> [DATA ENTRIES]:
--- BEGIN ---
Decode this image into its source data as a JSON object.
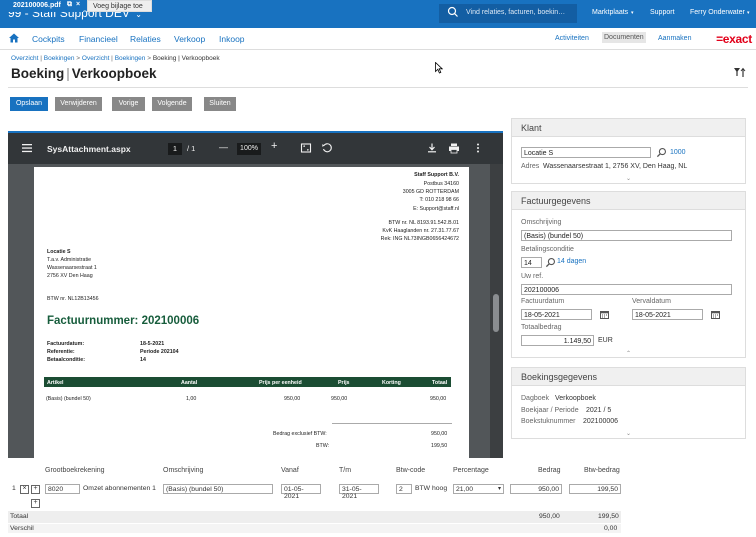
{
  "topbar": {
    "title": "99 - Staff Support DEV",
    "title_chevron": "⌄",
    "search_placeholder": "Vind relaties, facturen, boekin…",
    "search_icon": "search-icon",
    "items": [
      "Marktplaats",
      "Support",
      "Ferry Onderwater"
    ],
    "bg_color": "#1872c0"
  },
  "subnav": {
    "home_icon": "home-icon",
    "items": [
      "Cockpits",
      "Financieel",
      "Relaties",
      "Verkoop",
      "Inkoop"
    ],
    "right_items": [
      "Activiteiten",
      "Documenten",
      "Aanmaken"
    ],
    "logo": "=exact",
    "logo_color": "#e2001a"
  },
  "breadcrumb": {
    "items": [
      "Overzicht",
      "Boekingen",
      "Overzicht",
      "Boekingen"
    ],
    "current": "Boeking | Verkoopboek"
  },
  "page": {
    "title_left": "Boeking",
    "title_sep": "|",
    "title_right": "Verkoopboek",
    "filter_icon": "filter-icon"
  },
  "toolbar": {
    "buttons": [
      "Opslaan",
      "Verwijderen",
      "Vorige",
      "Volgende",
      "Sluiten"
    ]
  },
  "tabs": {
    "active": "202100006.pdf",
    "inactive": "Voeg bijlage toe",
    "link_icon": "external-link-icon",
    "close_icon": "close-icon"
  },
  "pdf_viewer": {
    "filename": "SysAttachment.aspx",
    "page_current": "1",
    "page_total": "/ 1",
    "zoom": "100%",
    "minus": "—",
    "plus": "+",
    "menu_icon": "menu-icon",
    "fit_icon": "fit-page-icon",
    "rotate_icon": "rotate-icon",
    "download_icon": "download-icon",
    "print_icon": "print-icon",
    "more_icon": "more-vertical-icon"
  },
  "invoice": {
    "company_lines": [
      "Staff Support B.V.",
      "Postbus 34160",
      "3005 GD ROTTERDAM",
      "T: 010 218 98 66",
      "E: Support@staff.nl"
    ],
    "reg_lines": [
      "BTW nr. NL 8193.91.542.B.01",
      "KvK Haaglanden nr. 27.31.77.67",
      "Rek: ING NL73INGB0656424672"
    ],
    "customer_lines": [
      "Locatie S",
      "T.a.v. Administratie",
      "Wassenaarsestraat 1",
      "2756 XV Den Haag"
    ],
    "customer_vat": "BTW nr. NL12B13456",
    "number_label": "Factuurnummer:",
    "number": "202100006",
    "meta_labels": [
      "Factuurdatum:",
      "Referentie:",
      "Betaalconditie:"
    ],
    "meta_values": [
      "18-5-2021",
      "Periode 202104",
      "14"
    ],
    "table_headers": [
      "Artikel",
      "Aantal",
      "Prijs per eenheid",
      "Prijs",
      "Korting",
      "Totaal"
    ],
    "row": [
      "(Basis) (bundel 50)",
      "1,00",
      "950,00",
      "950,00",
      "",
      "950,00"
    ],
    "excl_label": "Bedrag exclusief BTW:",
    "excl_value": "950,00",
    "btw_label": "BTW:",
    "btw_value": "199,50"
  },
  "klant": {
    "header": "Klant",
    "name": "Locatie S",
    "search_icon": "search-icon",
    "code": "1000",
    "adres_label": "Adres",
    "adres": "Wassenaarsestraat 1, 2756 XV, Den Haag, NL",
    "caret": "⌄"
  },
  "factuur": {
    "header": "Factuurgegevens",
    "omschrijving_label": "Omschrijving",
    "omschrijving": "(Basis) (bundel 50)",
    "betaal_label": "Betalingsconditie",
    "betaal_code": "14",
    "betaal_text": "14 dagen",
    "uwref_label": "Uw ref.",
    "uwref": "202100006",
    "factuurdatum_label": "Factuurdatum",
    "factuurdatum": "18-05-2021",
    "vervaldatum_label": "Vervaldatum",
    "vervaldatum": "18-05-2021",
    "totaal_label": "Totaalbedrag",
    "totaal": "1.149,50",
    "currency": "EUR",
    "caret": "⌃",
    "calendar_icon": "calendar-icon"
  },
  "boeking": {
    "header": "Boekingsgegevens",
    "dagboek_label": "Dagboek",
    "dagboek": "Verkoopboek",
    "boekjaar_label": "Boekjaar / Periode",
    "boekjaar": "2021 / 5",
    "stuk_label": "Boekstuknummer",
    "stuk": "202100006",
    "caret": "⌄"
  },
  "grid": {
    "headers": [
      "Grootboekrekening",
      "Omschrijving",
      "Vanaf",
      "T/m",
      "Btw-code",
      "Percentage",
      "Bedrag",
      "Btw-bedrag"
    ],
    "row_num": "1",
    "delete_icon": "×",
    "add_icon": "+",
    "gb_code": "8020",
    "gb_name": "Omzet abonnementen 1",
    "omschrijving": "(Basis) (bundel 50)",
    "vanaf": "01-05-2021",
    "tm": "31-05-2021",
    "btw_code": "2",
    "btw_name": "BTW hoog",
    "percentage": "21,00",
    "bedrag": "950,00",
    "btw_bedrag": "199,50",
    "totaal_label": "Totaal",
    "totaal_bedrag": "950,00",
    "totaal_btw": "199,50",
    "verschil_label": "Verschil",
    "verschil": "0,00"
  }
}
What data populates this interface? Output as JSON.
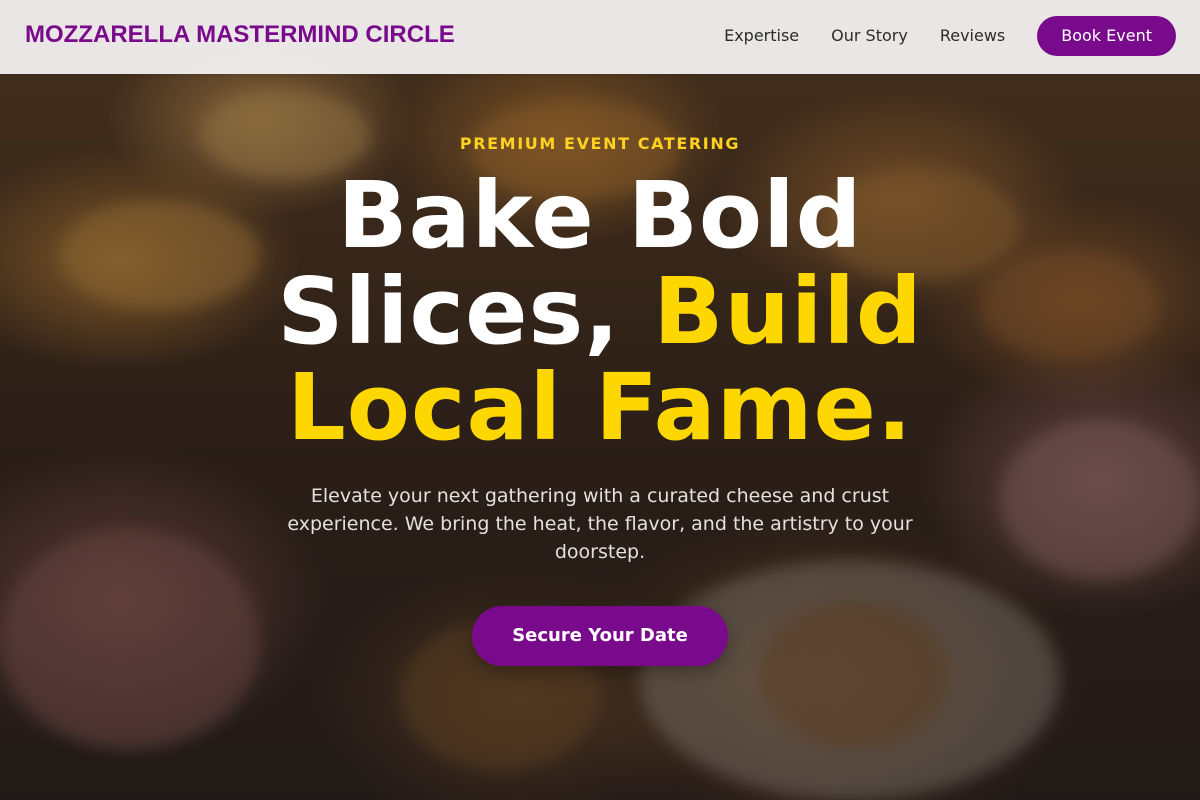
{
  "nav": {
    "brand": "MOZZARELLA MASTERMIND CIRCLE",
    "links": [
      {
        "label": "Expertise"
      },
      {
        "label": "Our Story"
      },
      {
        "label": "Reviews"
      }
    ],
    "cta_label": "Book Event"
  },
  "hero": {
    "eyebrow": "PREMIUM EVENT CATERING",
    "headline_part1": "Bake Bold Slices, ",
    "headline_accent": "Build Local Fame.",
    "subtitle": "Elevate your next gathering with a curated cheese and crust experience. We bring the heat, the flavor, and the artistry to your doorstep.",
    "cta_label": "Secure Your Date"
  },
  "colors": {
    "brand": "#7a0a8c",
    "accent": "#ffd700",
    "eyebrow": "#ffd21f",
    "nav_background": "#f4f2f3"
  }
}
--- END ---
> [SHORT TASK]:
Identify each line holding the string "Periode", and copy it out.

> [THE REPLY]:
      "Periode 202104",
    "boekjaar_label": "Boekjaar / Periode",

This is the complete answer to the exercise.